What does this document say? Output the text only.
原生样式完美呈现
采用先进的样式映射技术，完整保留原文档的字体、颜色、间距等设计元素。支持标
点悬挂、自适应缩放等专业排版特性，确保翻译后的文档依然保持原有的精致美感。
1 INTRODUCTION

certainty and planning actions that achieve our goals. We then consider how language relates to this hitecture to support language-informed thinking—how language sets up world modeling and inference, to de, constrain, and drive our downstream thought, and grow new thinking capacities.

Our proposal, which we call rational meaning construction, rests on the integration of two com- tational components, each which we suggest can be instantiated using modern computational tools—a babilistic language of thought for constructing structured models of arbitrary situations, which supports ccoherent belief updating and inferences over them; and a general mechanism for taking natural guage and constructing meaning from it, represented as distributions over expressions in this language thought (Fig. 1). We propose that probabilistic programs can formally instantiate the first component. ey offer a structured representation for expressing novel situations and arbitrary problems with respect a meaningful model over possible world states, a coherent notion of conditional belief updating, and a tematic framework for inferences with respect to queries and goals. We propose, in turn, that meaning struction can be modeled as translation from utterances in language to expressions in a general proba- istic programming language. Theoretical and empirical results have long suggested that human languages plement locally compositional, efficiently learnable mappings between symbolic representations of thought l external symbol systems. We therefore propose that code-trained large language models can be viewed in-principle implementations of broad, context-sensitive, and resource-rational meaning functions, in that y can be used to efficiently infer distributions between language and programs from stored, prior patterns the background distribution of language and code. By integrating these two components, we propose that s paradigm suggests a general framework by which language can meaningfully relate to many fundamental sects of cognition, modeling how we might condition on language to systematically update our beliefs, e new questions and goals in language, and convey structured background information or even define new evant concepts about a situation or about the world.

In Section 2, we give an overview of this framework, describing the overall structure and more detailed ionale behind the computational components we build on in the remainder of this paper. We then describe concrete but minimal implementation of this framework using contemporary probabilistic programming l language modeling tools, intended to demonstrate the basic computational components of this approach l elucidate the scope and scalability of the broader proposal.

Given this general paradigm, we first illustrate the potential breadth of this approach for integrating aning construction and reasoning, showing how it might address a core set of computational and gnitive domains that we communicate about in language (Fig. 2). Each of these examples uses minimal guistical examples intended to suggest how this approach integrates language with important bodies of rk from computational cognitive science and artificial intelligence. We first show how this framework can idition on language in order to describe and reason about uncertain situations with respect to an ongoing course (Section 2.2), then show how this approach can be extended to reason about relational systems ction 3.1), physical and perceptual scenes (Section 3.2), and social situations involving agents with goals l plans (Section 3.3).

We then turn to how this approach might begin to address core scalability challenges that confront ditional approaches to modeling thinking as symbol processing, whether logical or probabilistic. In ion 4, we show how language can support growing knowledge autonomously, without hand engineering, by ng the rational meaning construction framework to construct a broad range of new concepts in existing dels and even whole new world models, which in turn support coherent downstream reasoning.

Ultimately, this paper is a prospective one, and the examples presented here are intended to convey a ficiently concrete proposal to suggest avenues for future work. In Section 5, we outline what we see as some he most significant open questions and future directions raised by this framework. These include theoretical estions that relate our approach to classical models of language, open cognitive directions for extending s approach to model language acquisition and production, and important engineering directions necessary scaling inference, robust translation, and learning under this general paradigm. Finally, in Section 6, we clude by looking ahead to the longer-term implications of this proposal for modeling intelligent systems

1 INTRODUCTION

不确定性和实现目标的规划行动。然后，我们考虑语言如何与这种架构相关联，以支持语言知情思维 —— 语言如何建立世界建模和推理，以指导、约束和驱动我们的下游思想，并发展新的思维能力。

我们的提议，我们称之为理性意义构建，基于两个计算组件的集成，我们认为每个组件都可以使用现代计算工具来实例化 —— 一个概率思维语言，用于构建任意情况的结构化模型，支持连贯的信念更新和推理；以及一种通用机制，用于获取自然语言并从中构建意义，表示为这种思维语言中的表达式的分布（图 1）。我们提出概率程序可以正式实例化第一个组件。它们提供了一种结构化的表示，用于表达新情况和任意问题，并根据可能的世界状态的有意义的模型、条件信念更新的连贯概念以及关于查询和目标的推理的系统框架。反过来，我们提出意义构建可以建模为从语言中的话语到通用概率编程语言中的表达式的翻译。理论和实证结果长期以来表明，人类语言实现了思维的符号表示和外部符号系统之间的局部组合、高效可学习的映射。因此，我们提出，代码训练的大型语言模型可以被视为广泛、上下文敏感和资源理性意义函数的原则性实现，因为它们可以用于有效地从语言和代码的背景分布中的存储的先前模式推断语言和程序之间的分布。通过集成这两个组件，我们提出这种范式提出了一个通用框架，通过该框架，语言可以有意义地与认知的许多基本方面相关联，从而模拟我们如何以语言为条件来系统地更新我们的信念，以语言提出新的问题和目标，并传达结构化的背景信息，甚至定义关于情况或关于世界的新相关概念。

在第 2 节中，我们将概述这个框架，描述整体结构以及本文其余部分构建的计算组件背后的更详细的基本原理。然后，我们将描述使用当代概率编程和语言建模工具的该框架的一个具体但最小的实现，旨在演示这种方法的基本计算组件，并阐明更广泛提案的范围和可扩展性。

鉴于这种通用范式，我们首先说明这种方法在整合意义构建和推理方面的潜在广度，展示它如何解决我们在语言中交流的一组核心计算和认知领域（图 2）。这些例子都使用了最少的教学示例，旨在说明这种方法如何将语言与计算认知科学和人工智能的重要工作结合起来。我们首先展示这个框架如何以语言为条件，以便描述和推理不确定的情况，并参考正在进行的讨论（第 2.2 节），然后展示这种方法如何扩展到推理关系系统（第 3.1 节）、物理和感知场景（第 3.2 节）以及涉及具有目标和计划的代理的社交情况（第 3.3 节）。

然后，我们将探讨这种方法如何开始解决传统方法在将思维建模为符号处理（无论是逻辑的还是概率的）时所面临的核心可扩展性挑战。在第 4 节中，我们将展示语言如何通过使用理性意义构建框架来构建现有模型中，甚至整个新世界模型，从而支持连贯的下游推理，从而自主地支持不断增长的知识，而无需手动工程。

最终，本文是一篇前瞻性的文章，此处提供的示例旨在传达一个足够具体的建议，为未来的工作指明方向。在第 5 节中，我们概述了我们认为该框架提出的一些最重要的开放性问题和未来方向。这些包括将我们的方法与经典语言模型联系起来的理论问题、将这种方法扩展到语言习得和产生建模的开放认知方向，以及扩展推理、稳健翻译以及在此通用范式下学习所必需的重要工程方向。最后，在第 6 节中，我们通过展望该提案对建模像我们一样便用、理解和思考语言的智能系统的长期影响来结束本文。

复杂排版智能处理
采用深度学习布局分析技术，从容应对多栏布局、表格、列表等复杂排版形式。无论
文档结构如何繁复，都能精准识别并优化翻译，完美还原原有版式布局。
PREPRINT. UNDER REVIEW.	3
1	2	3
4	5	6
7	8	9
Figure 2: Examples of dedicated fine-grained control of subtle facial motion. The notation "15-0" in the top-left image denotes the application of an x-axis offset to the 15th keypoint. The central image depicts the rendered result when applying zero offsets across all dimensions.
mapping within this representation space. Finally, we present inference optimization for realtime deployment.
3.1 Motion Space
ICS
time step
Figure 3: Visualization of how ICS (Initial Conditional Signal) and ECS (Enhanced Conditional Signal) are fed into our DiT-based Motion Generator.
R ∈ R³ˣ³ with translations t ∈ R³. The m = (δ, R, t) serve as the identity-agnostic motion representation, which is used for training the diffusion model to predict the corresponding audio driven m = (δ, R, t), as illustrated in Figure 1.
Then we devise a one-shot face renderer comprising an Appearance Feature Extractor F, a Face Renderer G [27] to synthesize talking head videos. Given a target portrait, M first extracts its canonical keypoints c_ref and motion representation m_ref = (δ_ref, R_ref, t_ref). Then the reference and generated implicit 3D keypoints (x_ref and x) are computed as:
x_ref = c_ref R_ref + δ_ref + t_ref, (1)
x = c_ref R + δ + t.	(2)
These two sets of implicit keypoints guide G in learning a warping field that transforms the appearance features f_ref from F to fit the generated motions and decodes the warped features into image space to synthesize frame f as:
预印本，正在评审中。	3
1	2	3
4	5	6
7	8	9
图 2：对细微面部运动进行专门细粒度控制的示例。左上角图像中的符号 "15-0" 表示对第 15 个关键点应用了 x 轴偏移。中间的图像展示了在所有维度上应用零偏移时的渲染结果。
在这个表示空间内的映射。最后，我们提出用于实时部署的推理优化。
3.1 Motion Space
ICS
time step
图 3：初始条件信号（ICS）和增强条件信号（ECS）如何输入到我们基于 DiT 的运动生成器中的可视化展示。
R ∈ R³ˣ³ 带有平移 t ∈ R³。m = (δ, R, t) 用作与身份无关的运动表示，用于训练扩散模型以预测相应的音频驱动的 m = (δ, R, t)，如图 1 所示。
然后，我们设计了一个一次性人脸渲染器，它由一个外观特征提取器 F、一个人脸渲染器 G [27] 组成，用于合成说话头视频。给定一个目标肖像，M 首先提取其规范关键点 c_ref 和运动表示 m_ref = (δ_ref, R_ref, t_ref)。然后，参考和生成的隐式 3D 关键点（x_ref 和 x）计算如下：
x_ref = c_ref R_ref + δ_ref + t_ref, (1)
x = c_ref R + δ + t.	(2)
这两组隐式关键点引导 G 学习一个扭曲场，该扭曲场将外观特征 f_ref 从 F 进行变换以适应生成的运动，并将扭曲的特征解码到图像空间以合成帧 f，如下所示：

--------

#### Written exercise:
Determine the number of lines in the data that contain "R³ˣ³" as a word or string, and state only that number.

#### Response to the task:
2